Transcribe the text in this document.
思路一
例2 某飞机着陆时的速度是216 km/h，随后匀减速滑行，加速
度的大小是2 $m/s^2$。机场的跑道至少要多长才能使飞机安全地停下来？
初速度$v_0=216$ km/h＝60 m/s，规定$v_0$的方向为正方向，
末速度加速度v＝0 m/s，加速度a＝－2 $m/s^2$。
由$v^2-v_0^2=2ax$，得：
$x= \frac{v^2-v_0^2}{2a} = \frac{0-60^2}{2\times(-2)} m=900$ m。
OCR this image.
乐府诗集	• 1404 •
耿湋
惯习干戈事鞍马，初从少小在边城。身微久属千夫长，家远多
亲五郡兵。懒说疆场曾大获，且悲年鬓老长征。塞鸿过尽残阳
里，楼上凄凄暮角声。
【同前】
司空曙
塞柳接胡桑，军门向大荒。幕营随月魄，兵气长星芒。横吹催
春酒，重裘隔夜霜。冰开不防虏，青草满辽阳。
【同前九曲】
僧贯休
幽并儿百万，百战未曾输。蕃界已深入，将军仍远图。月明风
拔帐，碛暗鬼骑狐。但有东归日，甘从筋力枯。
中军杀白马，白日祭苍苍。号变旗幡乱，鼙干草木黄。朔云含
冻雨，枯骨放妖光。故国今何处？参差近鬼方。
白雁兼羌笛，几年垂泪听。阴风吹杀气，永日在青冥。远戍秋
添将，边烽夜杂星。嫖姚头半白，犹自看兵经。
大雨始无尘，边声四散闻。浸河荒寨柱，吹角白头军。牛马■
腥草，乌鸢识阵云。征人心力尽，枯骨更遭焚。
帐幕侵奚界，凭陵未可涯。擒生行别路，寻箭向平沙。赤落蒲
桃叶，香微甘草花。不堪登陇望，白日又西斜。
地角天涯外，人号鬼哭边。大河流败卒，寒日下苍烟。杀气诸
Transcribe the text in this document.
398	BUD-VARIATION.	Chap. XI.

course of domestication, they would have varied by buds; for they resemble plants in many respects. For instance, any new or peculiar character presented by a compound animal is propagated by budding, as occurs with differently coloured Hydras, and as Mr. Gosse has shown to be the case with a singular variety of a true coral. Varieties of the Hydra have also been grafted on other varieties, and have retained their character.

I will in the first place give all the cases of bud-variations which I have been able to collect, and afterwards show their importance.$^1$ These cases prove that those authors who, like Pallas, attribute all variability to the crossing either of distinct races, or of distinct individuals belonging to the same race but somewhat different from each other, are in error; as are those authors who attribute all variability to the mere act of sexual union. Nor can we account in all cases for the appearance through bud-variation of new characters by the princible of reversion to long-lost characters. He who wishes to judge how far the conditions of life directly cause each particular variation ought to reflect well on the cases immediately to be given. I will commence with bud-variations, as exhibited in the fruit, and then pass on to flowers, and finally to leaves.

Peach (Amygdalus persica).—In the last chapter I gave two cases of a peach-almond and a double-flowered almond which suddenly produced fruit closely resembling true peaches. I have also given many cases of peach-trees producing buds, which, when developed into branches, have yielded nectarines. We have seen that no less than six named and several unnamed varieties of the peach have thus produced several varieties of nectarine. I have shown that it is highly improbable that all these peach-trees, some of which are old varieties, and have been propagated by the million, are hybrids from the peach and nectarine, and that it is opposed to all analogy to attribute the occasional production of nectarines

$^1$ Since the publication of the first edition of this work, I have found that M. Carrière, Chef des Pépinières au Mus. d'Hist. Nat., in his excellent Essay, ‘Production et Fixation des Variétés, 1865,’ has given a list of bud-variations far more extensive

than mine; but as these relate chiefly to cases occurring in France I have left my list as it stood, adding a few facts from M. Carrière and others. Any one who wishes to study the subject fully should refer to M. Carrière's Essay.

+===+

> _Aim_: Return a copy of every line that includes the word "list".

> _Output for this exercise_:
$^1$ Since the publication of the first edition of this work, I have found that M. Carrière, Chef des Pépinières au Mus. d'Hist. Nat., in his excellent Essay, ‘Production et Fixation des Variétés, 1865,’ has given a list of bud-variations far more extensive
than mine; but as these relate chiefly to cases occurring in France I have left my list as it stood, adding a few facts from M. Carrière and others. Any one who wishes to study the subject fully should refer to M. Carrière's Essay.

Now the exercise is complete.